== Given exercise ==
Copy all lines below containing "CMMI".

Entries taken from a collection
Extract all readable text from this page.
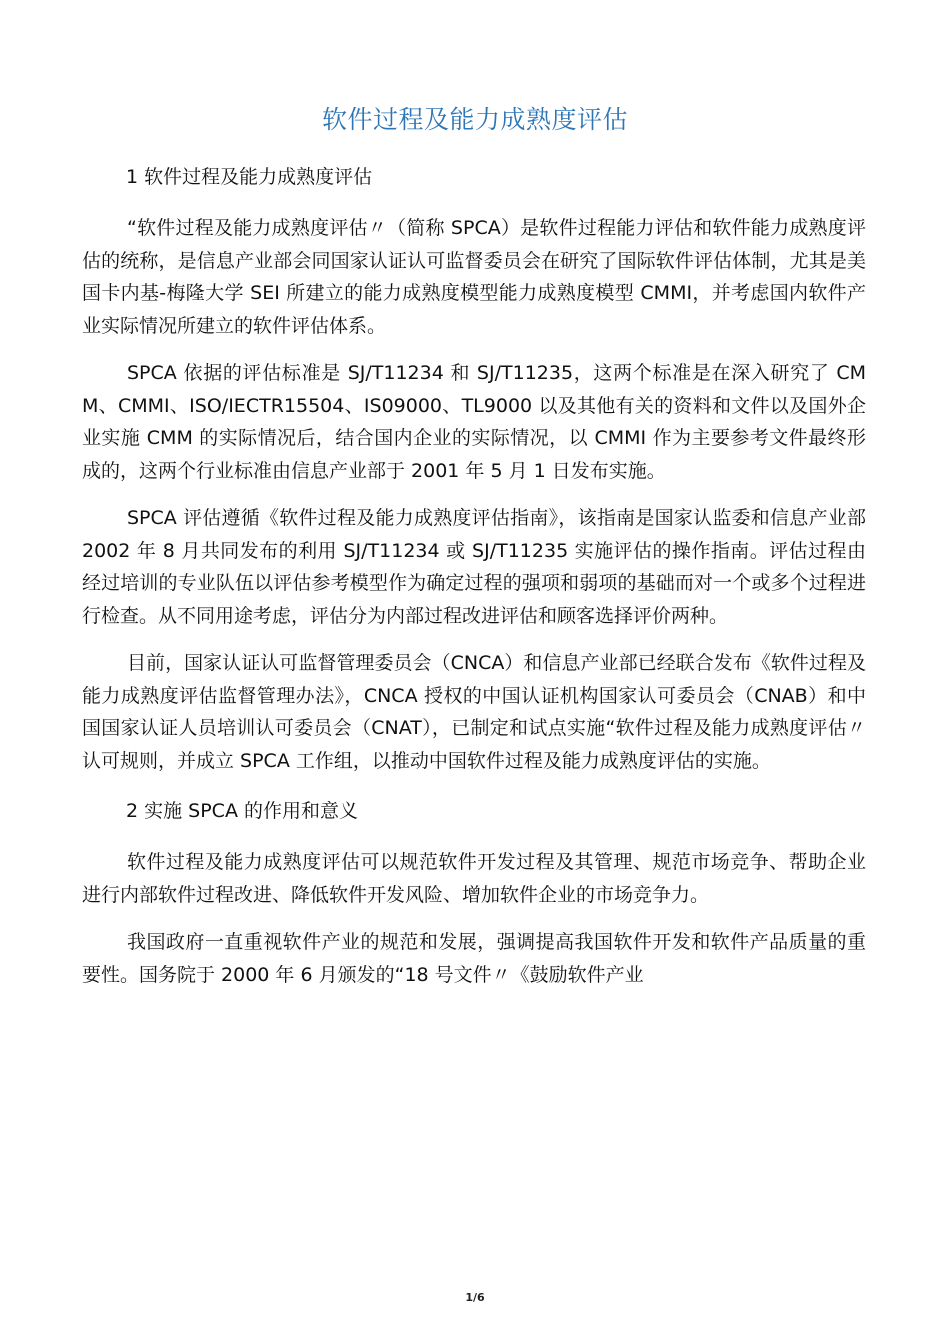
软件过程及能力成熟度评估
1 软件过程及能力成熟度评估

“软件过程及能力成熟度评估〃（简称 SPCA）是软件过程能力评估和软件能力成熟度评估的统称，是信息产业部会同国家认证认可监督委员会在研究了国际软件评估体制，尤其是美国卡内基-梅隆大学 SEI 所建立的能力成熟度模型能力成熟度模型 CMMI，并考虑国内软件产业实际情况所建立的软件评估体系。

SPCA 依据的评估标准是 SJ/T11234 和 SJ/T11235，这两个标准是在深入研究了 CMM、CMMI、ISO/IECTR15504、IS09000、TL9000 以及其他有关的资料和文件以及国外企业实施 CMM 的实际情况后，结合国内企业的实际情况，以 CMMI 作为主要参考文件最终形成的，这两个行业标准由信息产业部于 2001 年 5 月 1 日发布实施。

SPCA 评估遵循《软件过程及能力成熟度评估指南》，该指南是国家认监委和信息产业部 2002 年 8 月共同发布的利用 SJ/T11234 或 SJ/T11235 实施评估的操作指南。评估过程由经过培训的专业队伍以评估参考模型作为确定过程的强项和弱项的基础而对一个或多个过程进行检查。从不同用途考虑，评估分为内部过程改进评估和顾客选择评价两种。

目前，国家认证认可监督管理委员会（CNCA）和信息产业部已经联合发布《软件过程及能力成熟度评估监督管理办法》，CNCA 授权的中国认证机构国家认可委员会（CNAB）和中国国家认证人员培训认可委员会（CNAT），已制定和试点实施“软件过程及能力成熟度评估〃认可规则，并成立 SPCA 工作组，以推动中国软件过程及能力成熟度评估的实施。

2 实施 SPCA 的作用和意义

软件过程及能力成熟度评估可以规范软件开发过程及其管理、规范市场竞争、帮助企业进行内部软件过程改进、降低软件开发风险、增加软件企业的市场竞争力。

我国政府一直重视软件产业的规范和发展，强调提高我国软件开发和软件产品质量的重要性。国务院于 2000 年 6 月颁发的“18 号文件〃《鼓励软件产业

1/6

== Answer to this exercise ==
“软件过程及能力成熟度评估〃（简称 SPCA）是软件过程能力评估和软件能力成熟度评估的统称，是信息产业部会同国家认证认可监督委员会在研究了国际软件评估体制，尤其是美国卡内基-梅隆大学 SEI 所建立的能力成熟度模型能力成熟度模型 CMMI，并考虑国内软件产业实际情况所建立的软件评估体系。
SPCA 依据的评估标准是 SJ/T11234 和 SJ/T11235，这两个标准是在深入研究了 CMM、CMMI、ISO/IECTR15504、IS09000、TL9000 以及其他有关的资料和文件以及国外企业实施 CMM 的实际情况后，结合国内企业的实际情况，以 CMMI 作为主要参考文件最终形成的，这两个行业标准由信息产业部于 2001 年 5 月 1 日发布实施。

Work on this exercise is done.